Figure content listings

━━━

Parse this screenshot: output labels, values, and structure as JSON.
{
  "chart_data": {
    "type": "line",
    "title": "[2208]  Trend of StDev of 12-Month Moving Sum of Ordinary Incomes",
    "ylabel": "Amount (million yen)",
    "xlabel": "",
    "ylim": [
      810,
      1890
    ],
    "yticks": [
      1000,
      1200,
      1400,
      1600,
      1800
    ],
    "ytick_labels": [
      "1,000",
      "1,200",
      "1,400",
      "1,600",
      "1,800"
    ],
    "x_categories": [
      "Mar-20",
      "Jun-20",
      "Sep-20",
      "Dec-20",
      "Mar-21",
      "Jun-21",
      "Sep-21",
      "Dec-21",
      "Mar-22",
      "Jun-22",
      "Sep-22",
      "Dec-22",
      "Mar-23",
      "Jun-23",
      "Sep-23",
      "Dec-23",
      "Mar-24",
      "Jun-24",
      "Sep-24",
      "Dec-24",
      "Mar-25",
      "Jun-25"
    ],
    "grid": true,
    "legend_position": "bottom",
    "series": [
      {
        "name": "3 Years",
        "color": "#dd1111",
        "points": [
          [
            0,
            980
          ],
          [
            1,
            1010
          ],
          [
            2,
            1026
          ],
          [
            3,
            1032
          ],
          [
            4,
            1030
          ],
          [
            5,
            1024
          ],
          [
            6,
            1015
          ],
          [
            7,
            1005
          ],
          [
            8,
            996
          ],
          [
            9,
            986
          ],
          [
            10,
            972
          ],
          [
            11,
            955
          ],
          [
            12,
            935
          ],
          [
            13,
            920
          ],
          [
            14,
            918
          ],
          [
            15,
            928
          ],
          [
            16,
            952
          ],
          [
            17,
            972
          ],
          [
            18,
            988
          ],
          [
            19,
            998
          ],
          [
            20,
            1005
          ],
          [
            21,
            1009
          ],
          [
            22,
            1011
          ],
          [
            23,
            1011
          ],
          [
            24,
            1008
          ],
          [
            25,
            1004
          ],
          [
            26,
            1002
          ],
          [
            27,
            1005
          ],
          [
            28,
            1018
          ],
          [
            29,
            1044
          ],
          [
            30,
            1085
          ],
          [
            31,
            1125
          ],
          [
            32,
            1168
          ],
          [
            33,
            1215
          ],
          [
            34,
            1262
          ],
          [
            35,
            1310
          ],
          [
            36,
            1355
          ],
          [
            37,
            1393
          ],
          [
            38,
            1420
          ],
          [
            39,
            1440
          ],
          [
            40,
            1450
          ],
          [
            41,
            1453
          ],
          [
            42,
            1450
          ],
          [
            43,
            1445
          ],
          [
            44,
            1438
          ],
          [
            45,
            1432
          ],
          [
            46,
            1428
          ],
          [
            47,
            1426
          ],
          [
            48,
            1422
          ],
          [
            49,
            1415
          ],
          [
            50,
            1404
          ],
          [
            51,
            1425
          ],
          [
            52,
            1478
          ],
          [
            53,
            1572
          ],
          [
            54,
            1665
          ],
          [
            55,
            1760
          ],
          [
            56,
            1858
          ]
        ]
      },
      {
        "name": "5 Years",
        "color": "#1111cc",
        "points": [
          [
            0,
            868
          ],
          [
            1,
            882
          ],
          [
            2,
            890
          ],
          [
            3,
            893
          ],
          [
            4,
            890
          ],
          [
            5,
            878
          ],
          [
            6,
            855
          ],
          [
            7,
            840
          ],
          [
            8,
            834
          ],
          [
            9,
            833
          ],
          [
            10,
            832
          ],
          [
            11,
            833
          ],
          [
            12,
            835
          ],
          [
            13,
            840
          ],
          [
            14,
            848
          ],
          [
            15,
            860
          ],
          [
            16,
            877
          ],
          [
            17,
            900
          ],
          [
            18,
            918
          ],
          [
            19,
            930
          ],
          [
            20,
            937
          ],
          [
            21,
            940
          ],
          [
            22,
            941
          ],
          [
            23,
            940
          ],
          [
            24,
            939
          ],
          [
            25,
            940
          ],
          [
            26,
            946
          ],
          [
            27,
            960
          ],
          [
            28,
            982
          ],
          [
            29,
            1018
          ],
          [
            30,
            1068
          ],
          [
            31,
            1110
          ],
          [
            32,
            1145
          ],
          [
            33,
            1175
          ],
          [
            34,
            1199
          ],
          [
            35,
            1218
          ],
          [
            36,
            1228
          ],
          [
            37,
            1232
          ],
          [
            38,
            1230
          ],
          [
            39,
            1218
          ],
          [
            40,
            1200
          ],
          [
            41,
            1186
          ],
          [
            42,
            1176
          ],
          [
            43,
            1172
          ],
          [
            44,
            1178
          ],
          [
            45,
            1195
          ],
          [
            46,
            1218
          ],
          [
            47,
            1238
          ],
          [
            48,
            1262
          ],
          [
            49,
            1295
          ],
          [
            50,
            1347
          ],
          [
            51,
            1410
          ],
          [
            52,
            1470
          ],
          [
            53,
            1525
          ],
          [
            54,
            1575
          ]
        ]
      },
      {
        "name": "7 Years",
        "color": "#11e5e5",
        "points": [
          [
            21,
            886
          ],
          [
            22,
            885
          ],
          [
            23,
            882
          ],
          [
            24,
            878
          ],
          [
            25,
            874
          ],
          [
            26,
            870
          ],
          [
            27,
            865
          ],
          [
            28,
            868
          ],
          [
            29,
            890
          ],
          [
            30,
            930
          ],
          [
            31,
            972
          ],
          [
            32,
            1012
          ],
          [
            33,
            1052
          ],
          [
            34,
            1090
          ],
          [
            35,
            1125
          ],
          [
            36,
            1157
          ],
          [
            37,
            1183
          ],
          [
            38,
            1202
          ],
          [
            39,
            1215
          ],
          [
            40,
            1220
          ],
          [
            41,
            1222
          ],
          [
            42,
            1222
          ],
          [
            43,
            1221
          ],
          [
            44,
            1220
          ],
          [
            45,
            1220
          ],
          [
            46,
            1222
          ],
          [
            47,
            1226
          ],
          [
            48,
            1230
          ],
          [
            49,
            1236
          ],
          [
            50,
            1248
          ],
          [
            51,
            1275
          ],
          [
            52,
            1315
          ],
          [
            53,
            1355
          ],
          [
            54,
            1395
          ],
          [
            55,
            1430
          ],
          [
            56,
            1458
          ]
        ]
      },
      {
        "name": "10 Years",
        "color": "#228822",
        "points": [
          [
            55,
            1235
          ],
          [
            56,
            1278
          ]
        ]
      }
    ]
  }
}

━━━

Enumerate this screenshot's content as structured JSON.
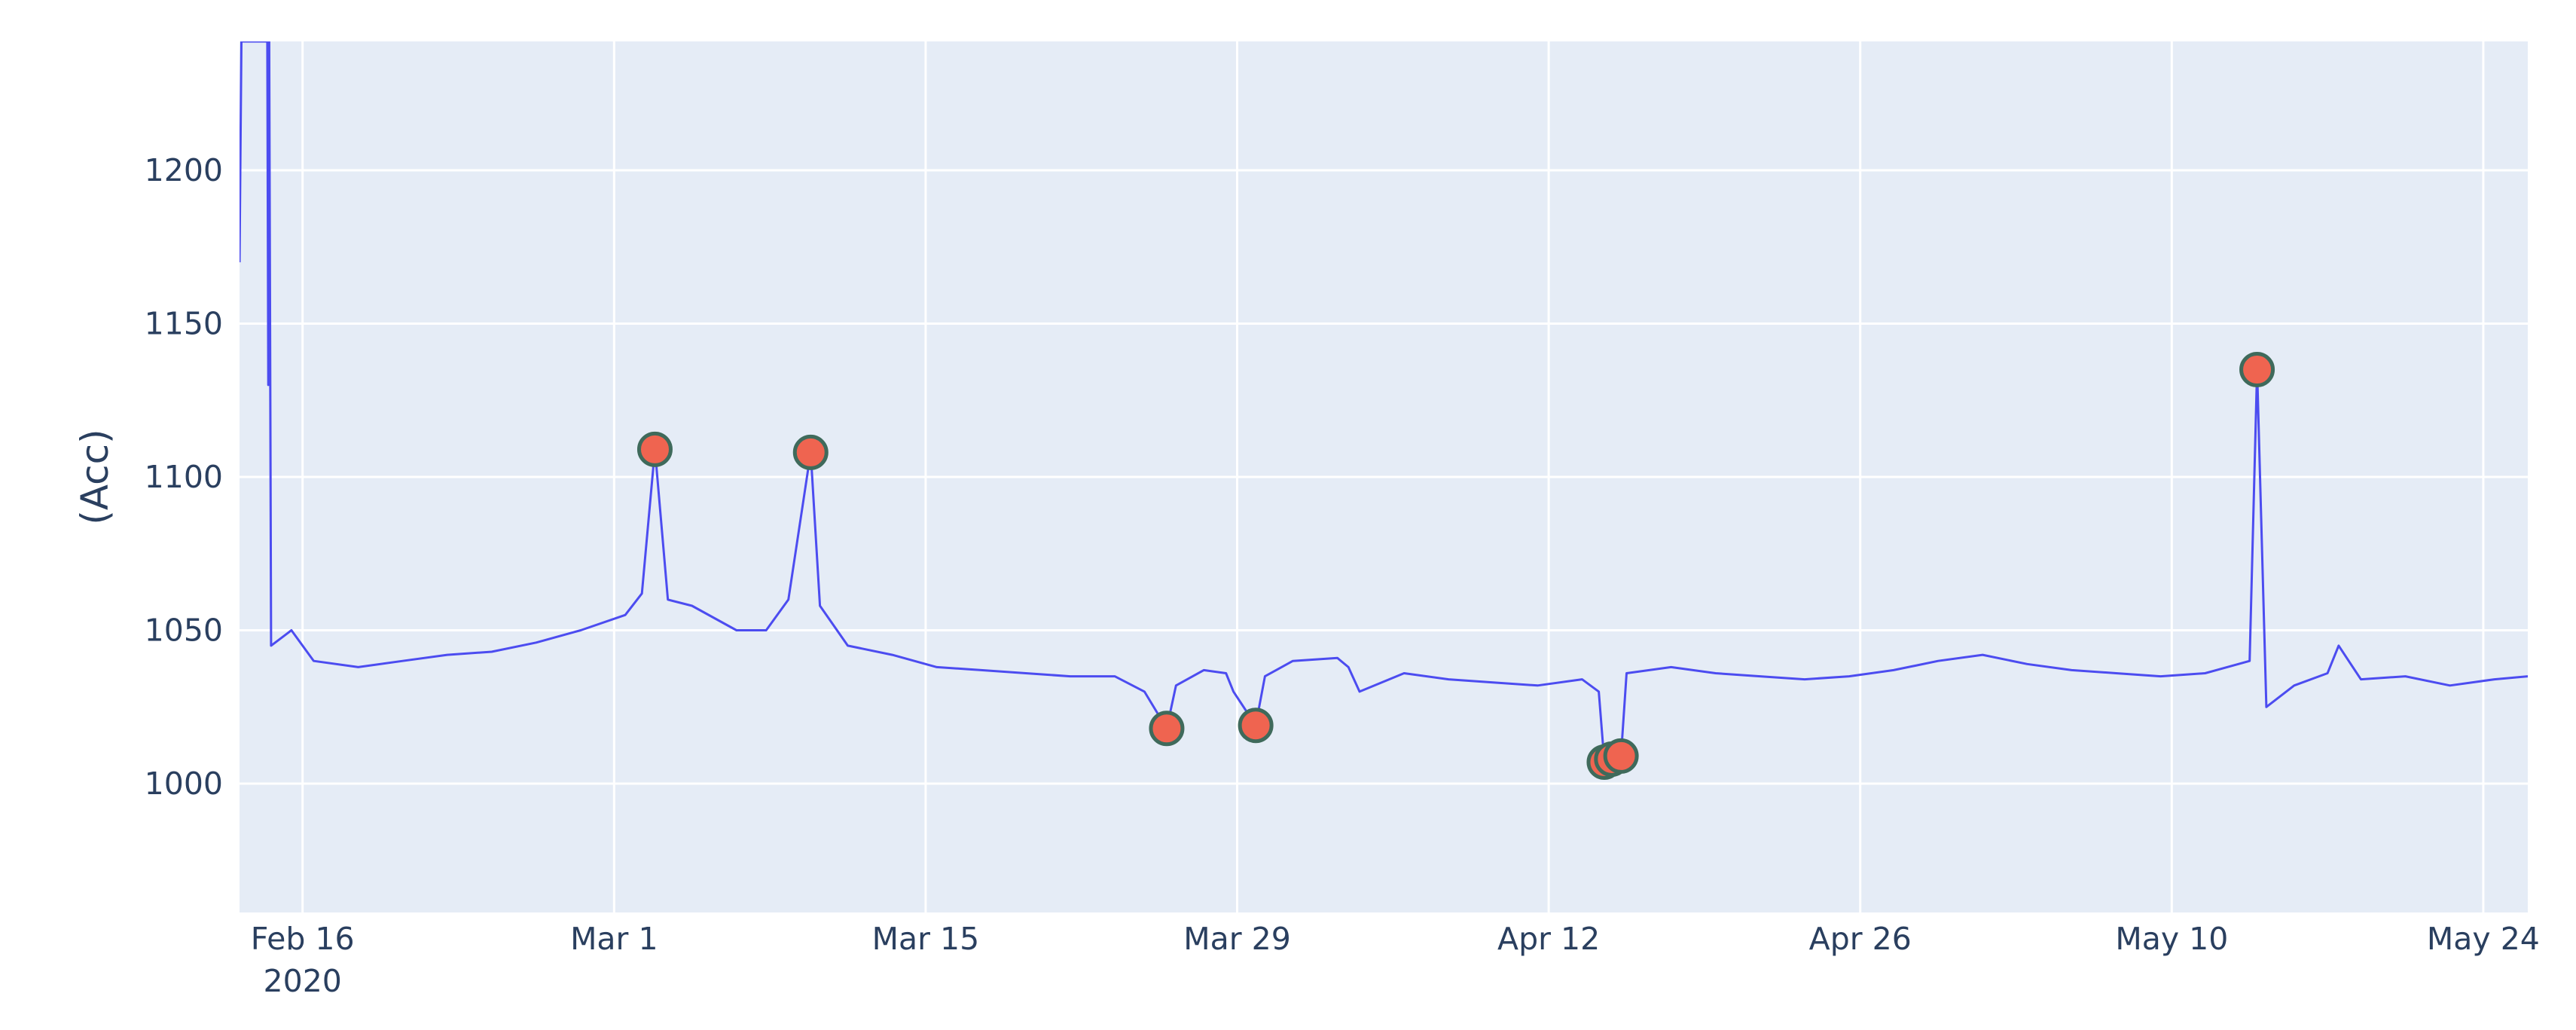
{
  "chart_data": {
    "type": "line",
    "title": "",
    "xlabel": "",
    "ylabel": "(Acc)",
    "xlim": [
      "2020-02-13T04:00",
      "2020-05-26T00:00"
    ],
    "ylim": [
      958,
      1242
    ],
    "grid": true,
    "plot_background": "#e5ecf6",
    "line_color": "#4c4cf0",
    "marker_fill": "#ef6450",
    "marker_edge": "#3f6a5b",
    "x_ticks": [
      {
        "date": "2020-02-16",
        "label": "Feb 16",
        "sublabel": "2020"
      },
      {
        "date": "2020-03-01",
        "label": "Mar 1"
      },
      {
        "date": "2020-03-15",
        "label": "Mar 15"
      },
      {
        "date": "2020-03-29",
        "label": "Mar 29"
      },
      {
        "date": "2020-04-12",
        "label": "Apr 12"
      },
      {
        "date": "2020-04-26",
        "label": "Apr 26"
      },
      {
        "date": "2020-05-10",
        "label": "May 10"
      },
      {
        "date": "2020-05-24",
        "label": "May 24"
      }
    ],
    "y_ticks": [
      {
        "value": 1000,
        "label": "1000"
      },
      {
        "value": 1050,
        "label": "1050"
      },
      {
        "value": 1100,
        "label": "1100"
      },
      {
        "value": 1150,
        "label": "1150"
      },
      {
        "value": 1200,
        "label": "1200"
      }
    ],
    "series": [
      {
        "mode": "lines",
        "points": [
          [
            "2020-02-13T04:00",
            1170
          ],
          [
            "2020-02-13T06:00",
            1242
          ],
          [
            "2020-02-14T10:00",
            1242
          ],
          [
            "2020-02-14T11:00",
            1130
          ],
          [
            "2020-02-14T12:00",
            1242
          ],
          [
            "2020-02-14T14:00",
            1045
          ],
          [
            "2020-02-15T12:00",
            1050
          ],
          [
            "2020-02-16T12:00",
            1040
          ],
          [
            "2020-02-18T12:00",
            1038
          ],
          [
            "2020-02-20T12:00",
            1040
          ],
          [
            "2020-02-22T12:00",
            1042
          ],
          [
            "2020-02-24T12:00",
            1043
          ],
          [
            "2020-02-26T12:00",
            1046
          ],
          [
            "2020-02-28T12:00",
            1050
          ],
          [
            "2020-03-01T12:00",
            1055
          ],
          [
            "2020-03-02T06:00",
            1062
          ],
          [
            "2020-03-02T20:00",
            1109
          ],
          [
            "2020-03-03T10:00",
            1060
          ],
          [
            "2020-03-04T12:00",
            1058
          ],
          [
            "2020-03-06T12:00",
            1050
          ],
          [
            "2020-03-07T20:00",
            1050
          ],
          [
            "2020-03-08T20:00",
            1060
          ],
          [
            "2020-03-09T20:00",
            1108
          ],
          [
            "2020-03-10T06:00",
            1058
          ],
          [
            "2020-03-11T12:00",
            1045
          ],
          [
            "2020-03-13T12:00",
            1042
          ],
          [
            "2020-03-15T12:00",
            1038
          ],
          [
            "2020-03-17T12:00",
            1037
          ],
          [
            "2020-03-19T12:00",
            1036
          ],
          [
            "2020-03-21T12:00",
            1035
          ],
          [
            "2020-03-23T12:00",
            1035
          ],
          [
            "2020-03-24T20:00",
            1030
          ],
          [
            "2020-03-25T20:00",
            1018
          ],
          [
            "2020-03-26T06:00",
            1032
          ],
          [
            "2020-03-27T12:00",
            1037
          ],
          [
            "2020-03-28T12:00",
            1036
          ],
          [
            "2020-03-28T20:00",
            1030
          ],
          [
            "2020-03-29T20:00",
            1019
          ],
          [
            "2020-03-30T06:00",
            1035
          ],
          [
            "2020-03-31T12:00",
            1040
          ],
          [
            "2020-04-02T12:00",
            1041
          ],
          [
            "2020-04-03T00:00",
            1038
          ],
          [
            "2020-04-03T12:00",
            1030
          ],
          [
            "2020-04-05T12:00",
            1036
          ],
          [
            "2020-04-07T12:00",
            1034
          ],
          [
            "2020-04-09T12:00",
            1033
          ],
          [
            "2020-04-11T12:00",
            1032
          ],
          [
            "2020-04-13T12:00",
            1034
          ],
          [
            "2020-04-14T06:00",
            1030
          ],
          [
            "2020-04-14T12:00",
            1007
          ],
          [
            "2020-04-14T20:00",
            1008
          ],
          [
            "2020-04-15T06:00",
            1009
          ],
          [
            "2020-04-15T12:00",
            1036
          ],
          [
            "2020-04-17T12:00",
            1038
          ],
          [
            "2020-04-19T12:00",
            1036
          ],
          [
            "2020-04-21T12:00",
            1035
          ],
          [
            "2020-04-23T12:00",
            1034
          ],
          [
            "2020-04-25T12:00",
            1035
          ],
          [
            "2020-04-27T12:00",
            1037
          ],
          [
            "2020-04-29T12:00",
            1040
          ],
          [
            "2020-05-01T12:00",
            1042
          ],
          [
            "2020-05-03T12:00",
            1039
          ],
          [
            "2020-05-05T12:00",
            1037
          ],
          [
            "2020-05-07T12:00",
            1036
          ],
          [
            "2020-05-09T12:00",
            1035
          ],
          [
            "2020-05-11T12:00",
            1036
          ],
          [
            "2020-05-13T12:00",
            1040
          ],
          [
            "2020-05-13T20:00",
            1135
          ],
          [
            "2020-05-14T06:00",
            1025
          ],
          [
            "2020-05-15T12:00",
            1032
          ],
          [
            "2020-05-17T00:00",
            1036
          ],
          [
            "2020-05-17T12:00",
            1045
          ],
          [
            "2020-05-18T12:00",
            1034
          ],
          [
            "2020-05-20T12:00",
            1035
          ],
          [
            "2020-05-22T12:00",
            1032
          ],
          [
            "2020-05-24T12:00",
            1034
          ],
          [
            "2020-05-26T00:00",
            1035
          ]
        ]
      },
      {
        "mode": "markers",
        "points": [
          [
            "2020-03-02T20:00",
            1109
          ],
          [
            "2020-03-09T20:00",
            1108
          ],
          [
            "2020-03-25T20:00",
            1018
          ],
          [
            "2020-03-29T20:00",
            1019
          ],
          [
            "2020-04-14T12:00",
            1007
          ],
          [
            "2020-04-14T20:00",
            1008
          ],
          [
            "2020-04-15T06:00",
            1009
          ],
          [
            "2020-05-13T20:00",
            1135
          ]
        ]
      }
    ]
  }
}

━━━

WRITTEN INSTRUCTION
Report the count of lines in the entries that contain the string "ylabel", and nothing besides it.

TASK ANSWER
2